▶ AUSZUG:
-- -- --
Das akustische Korrelat des deutschen Wortakzents
Andreas Mengel
Institut für Kommunikationswissenschaft, Technische Universität Berlin.
Dieser Beitrag untersucht, mit welchen Signalabschnitten, akustischen Eigenschaften und Maß einheiten die Akzentposition deutscher Wörter am besten gemessen und erklärt werden kann. Dazu werden Realisierungen zweisilbiger Wortformen aus einem großen Korpus gelesener Sprache untersucht. Es stellt sich heraus, daß der Vergleich der Dauern von Vokaleinsatzintervallen die verläßlichste Auskunft darüber gibt, wo der Wortakzent positioniert ist.
-- -- --
▶ EINGABEZEILEN:
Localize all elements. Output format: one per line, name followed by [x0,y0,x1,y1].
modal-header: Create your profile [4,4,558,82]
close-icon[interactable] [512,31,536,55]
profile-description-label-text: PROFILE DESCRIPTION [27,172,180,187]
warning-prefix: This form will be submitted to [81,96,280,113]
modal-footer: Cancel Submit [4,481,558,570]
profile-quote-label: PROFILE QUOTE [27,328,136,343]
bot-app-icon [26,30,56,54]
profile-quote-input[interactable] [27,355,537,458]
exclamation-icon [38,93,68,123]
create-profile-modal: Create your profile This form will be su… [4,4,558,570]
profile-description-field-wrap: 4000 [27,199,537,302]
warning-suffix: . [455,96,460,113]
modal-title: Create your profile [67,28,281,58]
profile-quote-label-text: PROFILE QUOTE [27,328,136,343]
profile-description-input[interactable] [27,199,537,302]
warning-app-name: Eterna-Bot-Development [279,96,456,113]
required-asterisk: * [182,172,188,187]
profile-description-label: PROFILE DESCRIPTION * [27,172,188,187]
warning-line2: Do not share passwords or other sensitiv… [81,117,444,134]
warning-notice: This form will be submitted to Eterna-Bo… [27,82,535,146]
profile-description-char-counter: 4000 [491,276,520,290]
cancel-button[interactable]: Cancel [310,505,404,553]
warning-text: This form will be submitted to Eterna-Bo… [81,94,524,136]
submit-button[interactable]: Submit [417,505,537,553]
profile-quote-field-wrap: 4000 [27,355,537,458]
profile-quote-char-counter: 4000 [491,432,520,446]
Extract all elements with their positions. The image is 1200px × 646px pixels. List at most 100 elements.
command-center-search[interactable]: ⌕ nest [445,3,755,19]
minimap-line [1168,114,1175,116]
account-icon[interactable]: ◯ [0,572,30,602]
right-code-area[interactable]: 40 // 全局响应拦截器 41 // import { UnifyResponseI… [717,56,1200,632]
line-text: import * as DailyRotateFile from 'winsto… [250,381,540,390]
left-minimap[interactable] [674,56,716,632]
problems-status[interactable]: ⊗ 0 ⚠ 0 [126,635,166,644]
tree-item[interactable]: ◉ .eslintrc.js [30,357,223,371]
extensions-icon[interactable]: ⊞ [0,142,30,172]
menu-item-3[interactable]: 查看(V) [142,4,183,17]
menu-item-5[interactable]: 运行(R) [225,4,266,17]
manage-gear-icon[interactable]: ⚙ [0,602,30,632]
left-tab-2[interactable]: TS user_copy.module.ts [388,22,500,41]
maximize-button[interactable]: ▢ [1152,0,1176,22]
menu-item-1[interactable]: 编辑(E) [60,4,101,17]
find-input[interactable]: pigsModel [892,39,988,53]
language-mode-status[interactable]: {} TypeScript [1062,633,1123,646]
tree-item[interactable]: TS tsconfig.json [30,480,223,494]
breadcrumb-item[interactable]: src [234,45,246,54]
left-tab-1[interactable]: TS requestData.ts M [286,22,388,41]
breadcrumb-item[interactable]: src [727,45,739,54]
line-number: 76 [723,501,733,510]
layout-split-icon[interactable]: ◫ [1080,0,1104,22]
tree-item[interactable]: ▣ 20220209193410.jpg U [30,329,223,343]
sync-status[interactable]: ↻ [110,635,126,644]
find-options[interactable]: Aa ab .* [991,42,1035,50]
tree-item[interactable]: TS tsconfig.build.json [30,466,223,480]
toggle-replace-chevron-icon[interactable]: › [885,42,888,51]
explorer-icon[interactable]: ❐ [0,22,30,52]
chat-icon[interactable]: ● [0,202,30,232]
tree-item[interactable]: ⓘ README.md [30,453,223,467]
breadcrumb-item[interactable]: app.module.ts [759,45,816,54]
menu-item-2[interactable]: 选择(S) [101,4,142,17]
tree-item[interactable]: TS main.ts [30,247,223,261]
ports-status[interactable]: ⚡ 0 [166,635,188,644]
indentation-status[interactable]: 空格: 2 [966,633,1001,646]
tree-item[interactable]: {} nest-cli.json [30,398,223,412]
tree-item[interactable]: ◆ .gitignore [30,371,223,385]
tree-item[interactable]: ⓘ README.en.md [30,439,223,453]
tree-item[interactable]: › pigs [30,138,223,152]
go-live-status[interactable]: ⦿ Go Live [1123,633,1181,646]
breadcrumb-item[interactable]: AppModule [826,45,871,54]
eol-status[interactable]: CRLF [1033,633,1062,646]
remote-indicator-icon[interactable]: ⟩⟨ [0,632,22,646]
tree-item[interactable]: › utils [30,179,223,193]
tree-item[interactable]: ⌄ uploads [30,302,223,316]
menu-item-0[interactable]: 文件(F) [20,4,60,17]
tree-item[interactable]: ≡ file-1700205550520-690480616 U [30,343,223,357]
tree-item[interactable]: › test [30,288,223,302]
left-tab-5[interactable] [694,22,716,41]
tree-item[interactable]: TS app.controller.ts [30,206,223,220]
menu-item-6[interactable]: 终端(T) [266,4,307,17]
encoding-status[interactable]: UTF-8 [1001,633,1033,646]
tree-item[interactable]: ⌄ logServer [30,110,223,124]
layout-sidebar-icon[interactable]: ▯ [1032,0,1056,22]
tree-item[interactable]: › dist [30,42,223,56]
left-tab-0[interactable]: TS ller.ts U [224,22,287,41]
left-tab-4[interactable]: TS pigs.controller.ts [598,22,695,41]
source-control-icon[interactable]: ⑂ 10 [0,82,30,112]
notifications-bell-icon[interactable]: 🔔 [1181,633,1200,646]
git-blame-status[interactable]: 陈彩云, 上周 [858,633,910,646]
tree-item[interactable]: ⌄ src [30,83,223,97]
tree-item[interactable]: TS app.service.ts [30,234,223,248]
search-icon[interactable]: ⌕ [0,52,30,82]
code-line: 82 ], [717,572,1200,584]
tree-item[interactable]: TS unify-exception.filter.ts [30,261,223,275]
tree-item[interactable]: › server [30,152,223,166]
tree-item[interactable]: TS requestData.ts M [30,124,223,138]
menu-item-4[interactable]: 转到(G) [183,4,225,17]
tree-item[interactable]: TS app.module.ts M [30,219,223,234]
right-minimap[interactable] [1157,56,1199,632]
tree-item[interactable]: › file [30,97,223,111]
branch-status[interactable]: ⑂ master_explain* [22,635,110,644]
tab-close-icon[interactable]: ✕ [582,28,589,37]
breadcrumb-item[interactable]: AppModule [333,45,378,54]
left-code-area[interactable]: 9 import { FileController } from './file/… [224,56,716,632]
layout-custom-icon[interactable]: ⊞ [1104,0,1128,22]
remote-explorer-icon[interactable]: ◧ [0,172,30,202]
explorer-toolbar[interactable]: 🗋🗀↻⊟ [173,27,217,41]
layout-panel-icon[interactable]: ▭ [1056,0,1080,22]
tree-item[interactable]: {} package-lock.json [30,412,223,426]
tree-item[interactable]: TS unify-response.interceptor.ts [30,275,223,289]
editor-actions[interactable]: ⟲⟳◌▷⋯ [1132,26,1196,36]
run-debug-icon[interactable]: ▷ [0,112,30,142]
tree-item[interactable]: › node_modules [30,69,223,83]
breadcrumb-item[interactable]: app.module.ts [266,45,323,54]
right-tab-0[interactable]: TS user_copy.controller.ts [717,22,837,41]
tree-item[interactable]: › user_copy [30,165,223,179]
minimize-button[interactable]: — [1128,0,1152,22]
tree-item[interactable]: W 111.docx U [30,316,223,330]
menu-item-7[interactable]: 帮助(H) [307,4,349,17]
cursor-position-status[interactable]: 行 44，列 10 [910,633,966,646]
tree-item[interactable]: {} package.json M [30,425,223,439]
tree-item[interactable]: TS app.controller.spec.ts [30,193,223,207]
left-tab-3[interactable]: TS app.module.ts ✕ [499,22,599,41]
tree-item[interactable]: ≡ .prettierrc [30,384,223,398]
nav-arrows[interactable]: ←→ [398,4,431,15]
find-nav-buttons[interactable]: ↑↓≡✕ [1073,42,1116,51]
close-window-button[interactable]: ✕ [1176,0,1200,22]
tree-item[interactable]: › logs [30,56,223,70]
-- -- --
▶ ZU ERLEDIGEN:
[A] Gib die Datensätze vom Anfang bis einschließlich der Zeile mit „exclamation-icon [38,93,68,123]“ erneut wieder und tausche dabei „PROFILE QUOTE“ gegen „PROFILE MOTTO“ aus. Alles andere bleibt unverändert.
[B] Schreibe den Text über den deutschen Wortakzent im Anschluss an seinen letzten Satz weiter.

▶ ERGEBNISSE:
[A]
Localize all elements. Output format: one per line, name followed by [x0,y0,x1,y1].
modal-header: Create your profile [4,4,558,82]
close-icon[interactable] [512,31,536,55]
profile-description-label-text: PROFILE DESCRIPTION [27,172,180,187]
warning-prefix: This form will be submitted to [81,96,280,113]
modal-footer: Cancel Submit [4,481,558,570]
profile-quote-label: PROFILE MOTTO [27,328,136,343]
bot-app-icon [26,30,56,54]
profile-quote-input[interactable] [27,355,537,458]
exclamation-icon [38,93,68,123]

[B]
1. Einleitung
Vergleicht man die neueren Arbeiten zum akustischen Korrelats des Wortakzents, zeigen sich uneinheitliche Ergebnisse: So kommen wahlweise Energie kombiniert mit Grundfrequenz (Heuft & Portele 1994) und die Dauer (Dogil 1995, Jessen et al. 1995) in Betracht. Diese unterschiedli chen Ergebnisse mögen ihren Grund darin haben, daß die untersuchten Korpora sehr klein waren, Fremdwörter oder Wort- und Wortgruppenakzent untersucht wurden, Signaluntersuchungen und Perzeptionsexperimente den Ergebnissen zugrundeliegen oder die gewählten Parameter und Einheiten verschieden sind. Ebenso ist möglich, daß Wortakzent auf verschiedene Weise realisiert werden kann bzw. kontextabhängig ausgestaltet wird. In dieser Arbeit wird versucht, an einem großen Korpus gelesener Sprache das Problem näher einzugrenzen. Es werden insbesondere drei Fragen untersucht: Was ist der Meßgegenstand? Was ist die physikalische Einheit? Wie wird diese Einheit gemessen?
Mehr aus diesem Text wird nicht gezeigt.